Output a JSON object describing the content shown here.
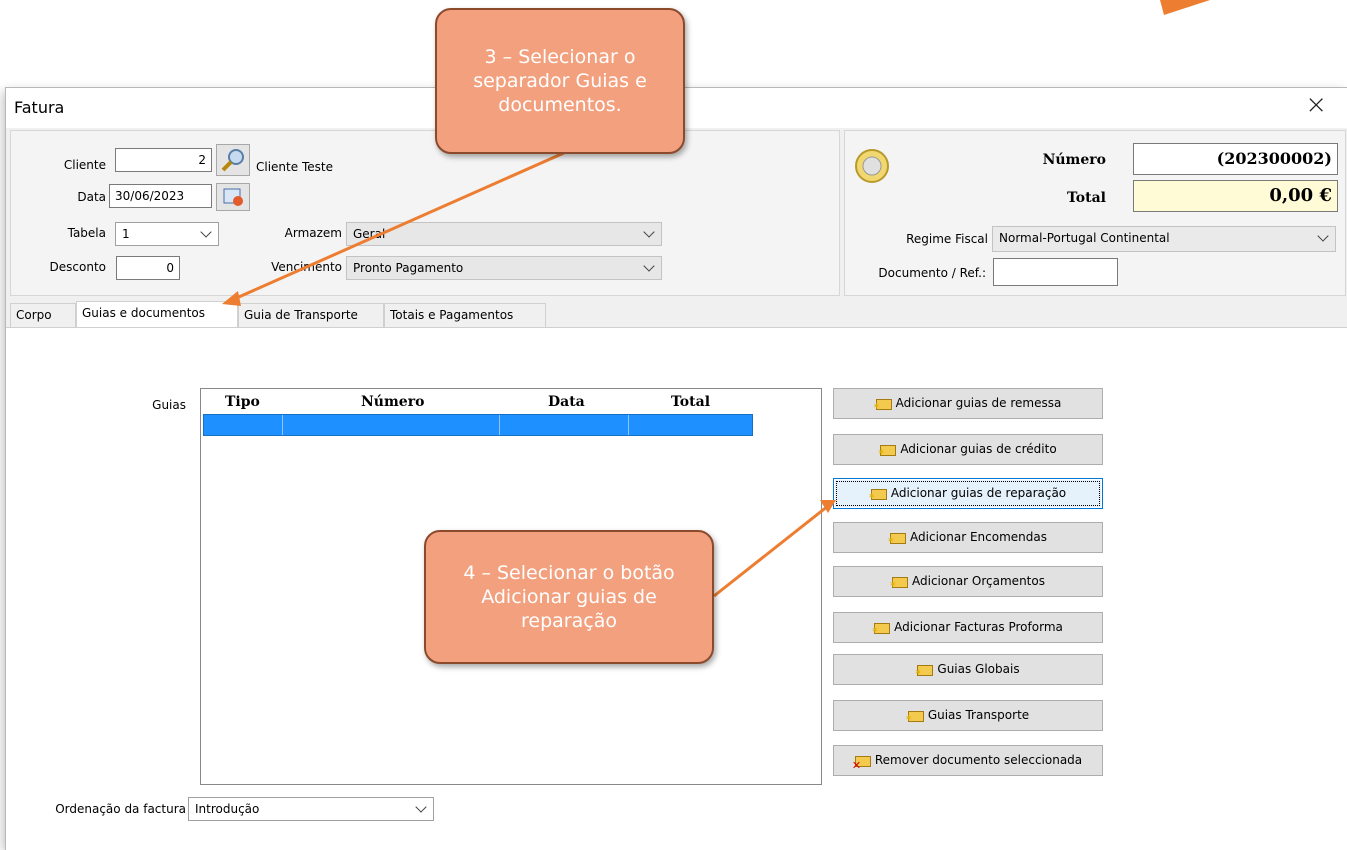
{
  "window": {
    "title": "Fatura"
  },
  "header": {
    "cliente_label": "Cliente",
    "cliente_value": "2",
    "cliente_name": "Cliente Teste",
    "data_label": "Data",
    "data_value": "30/06/2023",
    "tabela_label": "Tabela",
    "tabela_value": "1",
    "armazem_label": "Armazem",
    "armazem_value": "Geral",
    "desconto_label": "Desconto",
    "desconto_value": "0",
    "vencimento_label": "Vencimento",
    "vencimento_value": "Pronto Pagamento"
  },
  "summary": {
    "numero_label": "Número",
    "numero_value": "(202300002)",
    "total_label": "Total",
    "total_value": "0,00 €",
    "regime_label": "Regime Fiscal",
    "regime_value": "Normal-Portugal Continental",
    "docref_label": "Documento / Ref.:",
    "docref_value": ""
  },
  "tabs": [
    {
      "label": "Corpo"
    },
    {
      "label": "Guias e documentos"
    },
    {
      "label": "Guia de Transporte"
    },
    {
      "label": "Totais e Pagamentos"
    }
  ],
  "guias": {
    "label": "Guias",
    "columns": [
      "Tipo",
      "Número",
      "Data",
      "Total"
    ]
  },
  "buttons": [
    {
      "label": "Adicionar guias de remessa"
    },
    {
      "label": "Adicionar guias de crédito"
    },
    {
      "label": "Adicionar guias de reparação"
    },
    {
      "label": "Adicionar Encomendas"
    },
    {
      "label": "Adicionar Orçamentos"
    },
    {
      "label": "Adicionar Facturas Proforma"
    },
    {
      "label": "Guias Globais"
    },
    {
      "label": "Guias Transporte"
    },
    {
      "label": "Remover documento seleccionada"
    }
  ],
  "ordenacao": {
    "label": "Ordenação da factura",
    "value": "Introdução"
  },
  "callouts": {
    "step3": "3 – Selecionar o separador Guias e documentos.",
    "step4": "4 – Selecionar o botão Adicionar guias de reparação"
  },
  "colors": {
    "accent": "#f2a07e",
    "selection": "#1e90ff",
    "total_bg": "#fffbd6"
  }
}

**Your task:** Return the material word for word. Pictures are not part of the copy.

**Response to the task:**
Output a JSON object describing the content shown here.
{
  "window": {
    "title": "Fatura"
  },
  "header": {
    "cliente_label": "Cliente",
    "cliente_value": "2",
    "cliente_name": "Cliente Teste",
    "data_label": "Data",
    "data_value": "30/06/2023",
    "tabela_label": "Tabela",
    "tabela_value": "1",
    "armazem_label": "Armazem",
    "armazem_value": "Geral",
    "desconto_label": "Desconto",
    "desconto_value": "0",
    "vencimento_label": "Vencimento",
    "vencimento_value": "Pronto Pagamento"
  },
  "summary": {
    "numero_label": "Número",
    "numero_value": "(202300002)",
    "total_label": "Total",
    "total_value": "0,00 €",
    "regime_label": "Regime Fiscal",
    "regime_value": "Normal-Portugal Continental",
    "docref_label": "Documento / Ref.:",
    "docref_value": ""
  },
  "tabs": [
    {
      "label": "Corpo"
    },
    {
      "label": "Guias e documentos"
    },
    {
      "label": "Guia de Transporte"
    },
    {
      "label": "Totais e Pagamentos"
    }
  ],
  "guias": {
    "label": "Guias",
    "columns": [
      "Tipo",
      "Número",
      "Data",
      "Total"
    ]
  },
  "buttons": [
    {
      "label": "Adicionar guias de remessa"
    },
    {
      "label": "Adicionar guias de crédito"
    },
    {
      "label": "Adicionar guias de reparação"
    },
    {
      "label": "Adicionar Encomendas"
    },
    {
      "label": "Adicionar Orçamentos"
    },
    {
      "label": "Adicionar Facturas Proforma"
    },
    {
      "label": "Guias Globais"
    },
    {
      "label": "Guias Transporte"
    },
    {
      "label": "Remover documento seleccionada"
    }
  ],
  "ordenacao": {
    "label": "Ordenação da factura",
    "value": "Introdução"
  },
  "callouts": {
    "step3": "3 – Selecionar o separador Guias e documentos.",
    "step4": "4 – Selecionar o botão Adicionar guias de reparação"
  },
  "colors": {
    "accent": "#f2a07e",
    "selection": "#1e90ff",
    "total_bg": "#fffbd6"
  }
}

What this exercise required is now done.